(TASK INSTRUCTIONS)
Find each line with "xlabel" and copy it.

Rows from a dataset
=-=-=
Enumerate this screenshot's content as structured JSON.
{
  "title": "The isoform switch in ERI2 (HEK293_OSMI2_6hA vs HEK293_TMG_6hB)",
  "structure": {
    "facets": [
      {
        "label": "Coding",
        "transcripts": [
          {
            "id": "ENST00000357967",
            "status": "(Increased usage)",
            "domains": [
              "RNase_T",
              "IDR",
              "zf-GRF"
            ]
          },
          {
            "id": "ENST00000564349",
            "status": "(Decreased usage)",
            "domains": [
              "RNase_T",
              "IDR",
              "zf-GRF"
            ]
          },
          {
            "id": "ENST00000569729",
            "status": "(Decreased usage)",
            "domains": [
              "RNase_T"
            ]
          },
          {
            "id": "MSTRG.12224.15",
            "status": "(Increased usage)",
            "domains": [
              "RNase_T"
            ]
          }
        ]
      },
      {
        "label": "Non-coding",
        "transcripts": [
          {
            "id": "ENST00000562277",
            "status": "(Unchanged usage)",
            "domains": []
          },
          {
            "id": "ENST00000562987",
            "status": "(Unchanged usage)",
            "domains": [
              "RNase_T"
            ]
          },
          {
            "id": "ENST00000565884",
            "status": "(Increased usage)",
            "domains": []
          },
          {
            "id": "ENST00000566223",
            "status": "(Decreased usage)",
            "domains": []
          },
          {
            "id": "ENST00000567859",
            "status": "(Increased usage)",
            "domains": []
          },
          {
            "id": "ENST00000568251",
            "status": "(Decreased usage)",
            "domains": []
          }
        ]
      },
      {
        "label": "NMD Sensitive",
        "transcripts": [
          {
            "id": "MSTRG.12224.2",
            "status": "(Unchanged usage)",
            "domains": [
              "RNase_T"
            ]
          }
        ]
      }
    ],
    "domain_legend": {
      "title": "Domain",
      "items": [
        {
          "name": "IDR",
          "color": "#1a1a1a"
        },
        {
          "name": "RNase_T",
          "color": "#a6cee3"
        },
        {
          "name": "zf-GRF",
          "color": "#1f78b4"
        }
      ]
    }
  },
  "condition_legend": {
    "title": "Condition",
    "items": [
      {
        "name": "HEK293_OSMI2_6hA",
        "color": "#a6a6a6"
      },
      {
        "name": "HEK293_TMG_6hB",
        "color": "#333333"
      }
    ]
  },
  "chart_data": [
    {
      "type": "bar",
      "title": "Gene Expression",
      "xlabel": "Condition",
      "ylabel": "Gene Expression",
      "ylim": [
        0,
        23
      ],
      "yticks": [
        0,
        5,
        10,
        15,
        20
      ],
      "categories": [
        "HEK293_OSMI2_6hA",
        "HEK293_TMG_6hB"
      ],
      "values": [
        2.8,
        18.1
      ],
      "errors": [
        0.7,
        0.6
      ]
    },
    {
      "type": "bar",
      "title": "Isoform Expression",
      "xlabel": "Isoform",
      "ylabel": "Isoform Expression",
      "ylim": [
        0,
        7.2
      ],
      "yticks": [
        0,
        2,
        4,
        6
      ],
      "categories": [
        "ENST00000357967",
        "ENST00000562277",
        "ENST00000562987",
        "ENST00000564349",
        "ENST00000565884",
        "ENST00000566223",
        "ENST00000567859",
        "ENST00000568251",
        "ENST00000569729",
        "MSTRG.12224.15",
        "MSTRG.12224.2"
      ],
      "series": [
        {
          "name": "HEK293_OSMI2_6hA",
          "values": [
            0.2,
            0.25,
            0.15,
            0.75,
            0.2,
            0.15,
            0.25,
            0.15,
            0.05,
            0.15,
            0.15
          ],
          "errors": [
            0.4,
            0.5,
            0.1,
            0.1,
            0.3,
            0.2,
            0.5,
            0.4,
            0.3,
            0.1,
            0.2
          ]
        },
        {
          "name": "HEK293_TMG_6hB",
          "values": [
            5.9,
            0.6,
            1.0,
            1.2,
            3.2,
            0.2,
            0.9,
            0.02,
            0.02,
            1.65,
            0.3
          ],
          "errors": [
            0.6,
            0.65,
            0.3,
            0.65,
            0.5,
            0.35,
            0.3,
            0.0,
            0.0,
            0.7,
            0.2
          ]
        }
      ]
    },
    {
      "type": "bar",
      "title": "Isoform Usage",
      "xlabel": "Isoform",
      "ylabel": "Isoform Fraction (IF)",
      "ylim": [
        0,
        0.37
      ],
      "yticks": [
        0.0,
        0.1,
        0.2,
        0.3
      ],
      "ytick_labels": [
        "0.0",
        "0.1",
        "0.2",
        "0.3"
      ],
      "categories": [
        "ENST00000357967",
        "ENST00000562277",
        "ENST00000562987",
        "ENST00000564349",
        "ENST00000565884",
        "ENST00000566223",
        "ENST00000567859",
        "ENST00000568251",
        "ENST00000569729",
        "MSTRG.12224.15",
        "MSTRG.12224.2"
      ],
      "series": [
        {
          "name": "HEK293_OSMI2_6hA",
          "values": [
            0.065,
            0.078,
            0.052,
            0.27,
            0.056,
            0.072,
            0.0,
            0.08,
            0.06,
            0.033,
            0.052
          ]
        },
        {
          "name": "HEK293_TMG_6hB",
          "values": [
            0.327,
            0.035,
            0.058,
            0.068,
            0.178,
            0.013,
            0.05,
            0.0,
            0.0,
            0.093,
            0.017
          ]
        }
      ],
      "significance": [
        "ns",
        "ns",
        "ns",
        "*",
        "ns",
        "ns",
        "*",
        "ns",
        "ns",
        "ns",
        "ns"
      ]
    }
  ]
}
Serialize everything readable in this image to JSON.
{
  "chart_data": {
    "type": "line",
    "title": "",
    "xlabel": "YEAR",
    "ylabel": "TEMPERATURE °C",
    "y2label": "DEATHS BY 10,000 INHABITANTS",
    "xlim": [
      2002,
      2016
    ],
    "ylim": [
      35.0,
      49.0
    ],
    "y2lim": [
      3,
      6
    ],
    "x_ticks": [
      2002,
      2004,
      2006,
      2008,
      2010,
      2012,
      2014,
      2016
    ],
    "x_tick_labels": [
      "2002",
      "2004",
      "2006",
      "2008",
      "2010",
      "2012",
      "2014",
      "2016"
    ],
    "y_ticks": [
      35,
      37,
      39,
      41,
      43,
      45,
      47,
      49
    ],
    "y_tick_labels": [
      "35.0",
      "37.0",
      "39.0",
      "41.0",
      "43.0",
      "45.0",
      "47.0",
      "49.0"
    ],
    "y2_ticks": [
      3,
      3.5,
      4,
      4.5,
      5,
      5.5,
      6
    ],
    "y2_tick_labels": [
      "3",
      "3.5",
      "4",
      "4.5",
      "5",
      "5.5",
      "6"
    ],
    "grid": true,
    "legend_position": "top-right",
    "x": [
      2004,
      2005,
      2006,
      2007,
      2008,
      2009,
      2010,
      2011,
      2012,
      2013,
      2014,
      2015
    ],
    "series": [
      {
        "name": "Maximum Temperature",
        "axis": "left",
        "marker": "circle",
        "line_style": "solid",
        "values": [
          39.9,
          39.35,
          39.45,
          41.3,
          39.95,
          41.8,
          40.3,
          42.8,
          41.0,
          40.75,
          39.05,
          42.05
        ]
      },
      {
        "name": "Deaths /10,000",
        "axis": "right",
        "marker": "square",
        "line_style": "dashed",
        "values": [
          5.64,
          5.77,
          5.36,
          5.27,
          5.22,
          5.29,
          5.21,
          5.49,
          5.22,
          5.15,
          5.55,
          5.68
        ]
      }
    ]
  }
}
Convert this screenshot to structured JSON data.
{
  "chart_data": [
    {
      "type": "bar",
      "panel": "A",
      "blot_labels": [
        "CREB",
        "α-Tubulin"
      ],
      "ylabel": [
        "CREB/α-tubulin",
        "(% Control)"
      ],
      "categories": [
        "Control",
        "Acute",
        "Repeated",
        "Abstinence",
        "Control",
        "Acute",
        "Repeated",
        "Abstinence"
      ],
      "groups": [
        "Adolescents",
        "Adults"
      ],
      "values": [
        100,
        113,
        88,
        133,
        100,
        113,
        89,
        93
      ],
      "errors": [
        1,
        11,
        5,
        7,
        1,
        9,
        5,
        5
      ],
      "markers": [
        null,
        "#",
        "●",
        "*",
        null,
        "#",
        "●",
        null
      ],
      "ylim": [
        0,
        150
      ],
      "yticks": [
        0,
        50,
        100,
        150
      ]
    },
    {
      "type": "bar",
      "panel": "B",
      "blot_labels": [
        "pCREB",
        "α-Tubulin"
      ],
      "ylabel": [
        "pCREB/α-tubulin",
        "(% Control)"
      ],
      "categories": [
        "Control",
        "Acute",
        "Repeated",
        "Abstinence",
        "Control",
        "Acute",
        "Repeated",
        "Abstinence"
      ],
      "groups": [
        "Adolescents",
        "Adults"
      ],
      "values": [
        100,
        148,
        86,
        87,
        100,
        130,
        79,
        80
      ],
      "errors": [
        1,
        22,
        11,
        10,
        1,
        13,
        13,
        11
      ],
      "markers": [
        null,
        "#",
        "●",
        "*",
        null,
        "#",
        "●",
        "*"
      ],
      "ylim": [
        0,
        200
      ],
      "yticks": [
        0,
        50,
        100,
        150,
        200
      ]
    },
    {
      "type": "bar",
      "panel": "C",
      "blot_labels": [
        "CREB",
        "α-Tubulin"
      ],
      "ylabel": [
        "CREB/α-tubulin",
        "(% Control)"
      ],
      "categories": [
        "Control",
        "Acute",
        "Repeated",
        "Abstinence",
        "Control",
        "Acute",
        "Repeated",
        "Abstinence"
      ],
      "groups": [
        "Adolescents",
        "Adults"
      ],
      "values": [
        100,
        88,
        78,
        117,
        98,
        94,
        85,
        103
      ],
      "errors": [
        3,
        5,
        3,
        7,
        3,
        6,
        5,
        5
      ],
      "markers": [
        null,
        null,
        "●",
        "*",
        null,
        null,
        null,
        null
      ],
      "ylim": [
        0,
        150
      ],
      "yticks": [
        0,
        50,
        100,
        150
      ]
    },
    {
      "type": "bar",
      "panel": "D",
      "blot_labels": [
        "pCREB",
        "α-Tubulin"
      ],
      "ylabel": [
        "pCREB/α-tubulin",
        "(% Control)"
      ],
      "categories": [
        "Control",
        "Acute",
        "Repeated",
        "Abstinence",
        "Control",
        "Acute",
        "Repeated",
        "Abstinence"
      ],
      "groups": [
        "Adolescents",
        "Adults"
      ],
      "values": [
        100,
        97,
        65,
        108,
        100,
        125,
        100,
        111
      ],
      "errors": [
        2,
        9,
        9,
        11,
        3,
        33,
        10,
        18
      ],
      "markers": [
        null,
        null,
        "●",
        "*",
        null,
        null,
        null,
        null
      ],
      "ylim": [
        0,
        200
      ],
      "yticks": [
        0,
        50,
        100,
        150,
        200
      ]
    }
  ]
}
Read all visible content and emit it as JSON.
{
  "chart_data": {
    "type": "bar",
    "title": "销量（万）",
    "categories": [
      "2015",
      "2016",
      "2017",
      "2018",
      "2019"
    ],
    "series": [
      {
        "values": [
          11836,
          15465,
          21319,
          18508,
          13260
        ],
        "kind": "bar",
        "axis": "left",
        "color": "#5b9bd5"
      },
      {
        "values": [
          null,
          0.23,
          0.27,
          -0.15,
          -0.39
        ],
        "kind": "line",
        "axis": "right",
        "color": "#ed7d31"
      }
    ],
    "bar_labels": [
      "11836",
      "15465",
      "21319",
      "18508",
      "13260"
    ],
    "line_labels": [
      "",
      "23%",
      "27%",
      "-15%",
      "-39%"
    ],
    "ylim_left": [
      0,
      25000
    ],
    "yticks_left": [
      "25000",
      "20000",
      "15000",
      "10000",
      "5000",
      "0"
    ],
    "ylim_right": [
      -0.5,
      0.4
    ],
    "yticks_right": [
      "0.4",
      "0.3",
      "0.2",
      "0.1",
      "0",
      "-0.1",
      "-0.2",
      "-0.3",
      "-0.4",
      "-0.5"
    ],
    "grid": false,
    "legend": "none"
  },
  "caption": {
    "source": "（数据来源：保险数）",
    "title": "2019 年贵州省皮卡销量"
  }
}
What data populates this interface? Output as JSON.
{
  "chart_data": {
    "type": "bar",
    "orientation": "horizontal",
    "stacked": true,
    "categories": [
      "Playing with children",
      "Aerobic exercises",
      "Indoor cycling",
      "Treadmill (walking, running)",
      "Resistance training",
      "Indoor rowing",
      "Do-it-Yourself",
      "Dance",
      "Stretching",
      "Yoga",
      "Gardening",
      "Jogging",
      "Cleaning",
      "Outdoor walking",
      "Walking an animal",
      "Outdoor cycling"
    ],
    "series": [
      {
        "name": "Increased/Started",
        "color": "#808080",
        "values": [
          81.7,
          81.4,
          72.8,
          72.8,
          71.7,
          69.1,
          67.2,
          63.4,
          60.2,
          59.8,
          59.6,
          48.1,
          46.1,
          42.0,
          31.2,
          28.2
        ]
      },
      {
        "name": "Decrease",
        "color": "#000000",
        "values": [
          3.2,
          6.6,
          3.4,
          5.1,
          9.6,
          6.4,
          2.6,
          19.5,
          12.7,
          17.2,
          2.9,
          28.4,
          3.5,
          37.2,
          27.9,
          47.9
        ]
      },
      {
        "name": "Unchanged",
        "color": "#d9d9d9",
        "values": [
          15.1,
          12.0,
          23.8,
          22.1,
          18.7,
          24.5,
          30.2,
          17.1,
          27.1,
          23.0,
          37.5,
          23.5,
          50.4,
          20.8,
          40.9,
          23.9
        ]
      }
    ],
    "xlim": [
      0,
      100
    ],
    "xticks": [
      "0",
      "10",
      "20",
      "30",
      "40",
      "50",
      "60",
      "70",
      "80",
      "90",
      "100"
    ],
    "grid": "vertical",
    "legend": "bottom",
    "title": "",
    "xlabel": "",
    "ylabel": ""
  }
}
=-=-=
(EXPECTED ANSWER)
      "xlabel": "Condition",
      "xlabel": "Isoform",
      "xlabel": "Isoform",
    "xlabel": "YEAR",
    "xlabel": "",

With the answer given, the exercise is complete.